→ **To do**
Identify the lines that contain the string "Мордовия", then copy each of them.

::::::::::

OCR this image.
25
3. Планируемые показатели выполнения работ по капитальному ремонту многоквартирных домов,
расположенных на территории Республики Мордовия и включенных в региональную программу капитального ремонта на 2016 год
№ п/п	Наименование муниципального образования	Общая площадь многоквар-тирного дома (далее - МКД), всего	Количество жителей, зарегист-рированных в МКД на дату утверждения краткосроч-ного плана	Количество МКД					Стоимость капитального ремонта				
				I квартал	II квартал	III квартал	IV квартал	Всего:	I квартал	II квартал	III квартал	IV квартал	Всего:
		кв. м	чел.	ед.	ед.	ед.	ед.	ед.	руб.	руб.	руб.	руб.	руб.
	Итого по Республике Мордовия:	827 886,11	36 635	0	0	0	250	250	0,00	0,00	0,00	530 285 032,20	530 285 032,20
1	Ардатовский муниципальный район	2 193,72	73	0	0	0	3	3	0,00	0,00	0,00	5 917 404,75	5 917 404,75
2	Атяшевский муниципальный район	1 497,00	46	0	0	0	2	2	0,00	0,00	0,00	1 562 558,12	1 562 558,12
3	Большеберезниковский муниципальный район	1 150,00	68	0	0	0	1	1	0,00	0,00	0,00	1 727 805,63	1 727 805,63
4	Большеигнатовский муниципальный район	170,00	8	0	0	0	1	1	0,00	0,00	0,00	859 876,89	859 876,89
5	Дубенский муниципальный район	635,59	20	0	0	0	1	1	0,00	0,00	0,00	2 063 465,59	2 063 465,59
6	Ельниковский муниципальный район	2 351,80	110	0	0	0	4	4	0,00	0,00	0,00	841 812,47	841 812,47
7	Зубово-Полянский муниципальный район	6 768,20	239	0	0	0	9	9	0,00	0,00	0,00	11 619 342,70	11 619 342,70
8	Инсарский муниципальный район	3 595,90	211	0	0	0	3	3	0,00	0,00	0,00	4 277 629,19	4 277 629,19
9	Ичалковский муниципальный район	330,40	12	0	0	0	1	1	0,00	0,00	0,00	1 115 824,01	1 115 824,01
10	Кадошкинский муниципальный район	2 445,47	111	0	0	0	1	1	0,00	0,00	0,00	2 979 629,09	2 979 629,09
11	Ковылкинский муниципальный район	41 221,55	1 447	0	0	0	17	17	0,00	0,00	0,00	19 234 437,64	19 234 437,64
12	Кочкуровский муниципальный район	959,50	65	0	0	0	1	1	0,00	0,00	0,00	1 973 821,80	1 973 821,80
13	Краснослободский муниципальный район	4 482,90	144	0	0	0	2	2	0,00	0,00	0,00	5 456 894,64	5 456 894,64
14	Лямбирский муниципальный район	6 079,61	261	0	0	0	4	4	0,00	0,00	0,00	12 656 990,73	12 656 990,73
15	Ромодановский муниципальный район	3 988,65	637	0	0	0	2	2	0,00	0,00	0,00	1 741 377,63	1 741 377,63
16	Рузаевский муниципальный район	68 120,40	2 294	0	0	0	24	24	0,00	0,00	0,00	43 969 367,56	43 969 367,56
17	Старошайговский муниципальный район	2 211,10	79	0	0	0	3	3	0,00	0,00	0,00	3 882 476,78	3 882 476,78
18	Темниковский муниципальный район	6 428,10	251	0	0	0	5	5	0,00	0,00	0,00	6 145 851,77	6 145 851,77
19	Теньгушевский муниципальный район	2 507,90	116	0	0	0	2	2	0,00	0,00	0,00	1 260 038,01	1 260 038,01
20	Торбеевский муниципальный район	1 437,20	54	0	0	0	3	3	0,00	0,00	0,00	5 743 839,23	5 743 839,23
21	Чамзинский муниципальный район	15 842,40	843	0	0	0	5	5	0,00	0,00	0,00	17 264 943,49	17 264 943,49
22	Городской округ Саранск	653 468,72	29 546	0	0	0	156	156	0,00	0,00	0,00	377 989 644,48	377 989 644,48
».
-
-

::::::::::

→ **Correct output**
расположенных на территории Республики Мордовия и включенных в региональную программу капитального ремонта на 2016 год
	Итого по Республике Мордовия:	827 886,11	36 635	0	0	0	250	250	0,00	0,00	0,00	530 285 032,20	530 285 032,20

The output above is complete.